**DATA SECTION:**
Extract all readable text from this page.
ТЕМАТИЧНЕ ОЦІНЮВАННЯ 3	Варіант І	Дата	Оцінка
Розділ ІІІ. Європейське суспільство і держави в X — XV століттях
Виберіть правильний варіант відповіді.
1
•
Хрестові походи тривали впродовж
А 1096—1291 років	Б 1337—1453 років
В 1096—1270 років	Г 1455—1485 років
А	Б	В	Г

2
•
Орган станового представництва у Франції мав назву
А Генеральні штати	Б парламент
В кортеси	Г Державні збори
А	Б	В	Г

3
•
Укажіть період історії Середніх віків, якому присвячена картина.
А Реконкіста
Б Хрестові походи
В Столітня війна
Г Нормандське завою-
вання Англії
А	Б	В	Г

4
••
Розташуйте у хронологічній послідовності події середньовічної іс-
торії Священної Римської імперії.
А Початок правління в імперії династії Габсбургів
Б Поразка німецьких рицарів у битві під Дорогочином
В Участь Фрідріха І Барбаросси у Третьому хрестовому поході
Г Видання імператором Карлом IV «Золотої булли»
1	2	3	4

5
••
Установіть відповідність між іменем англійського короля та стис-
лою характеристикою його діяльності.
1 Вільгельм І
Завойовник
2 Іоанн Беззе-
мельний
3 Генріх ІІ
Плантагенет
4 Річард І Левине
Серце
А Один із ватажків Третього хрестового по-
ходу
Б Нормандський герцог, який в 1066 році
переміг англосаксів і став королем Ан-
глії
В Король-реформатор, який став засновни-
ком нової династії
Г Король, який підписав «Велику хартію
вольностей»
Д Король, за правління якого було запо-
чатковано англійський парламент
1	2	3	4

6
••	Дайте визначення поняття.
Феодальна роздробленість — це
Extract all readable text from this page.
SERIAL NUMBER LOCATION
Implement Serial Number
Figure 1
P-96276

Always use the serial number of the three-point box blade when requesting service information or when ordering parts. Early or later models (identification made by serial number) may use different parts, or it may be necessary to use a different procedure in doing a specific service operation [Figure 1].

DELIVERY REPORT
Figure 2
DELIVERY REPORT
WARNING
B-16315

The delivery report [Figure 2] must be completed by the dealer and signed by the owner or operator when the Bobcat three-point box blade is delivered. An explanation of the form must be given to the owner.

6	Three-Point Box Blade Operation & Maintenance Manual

**TASK OBJECTIVE:** Transcribe all of the lines in the records precisely.

**FINAL RESULT:**
Extract all readable text from this page.
ТЕМАТИЧНЕ ОЦІНЮВАННЯ 3	Варіант І	Дата	Оцінка
Розділ ІІІ. Європейське суспільство і держави в X — XV століттях
Виберіть правильний варіант відповіді.
1
•
Хрестові походи тривали впродовж
А 1096—1291 років	Б 1337—1453 років
В 1096—1270 років	Г 1455—1485 років
А	Б	В	Г

2
•
Орган станового представництва у Франції мав назву
А Генеральні штати	Б парламент
В кортеси	Г Державні збори
А	Б	В	Г

3
•
Укажіть період історії Середніх віків, якому присвячена картина.
А Реконкіста
Б Хрестові походи
В Столітня війна
Г Нормандське завою-
вання Англії
А	Б	В	Г

4
••
Розташуйте у хронологічній послідовності події середньовічної іс-
торії Священної Римської імперії.
А Початок правління в імперії династії Габсбургів
Б Поразка німецьких рицарів у битві під Дорогочином
В Участь Фрідріха І Барбаросси у Третьому хрестовому поході
Г Видання імператором Карлом IV «Золотої булли»
1	2	3	4

5
••
Установіть відповідність між іменем англійського короля та стис-
лою характеристикою його діяльності.
1 Вільгельм І
Завойовник
2 Іоанн Беззе-
мельний
3 Генріх ІІ
Плантагенет
4 Річард І Левине
Серце
А Один із ватажків Третього хрестового по-
ходу
Б Нормандський герцог, який в 1066 році
переміг англосаксів і став королем Ан-
глії
В Король-реформатор, який став засновни-
ком нової династії
Г Король, який підписав «Велику хартію
вольностей»
Д Король, за правління якого було запо-
чатковано англійський парламент
1	2	3	4

6
••	Дайте визначення поняття.
Феодальна роздробленість — це
Extract all readable text from this page.
SERIAL NUMBER LOCATION
Implement Serial Number
Figure 1
P-96276

Always use the serial number of the three-point box blade when requesting service information or when ordering parts. Early or later models (identification made by serial number) may use different parts, or it may be necessary to use a different procedure in doing a specific service operation [Figure 1].

DELIVERY REPORT
Figure 2
DELIVERY REPORT
WARNING
B-16315

The delivery report [Figure 2] must be completed by the dealer and signed by the owner or operator when the Bobcat three-point box blade is delivered. An explanation of the form must be given to the owner.

6	Three-Point Box Blade Operation & Maintenance Manual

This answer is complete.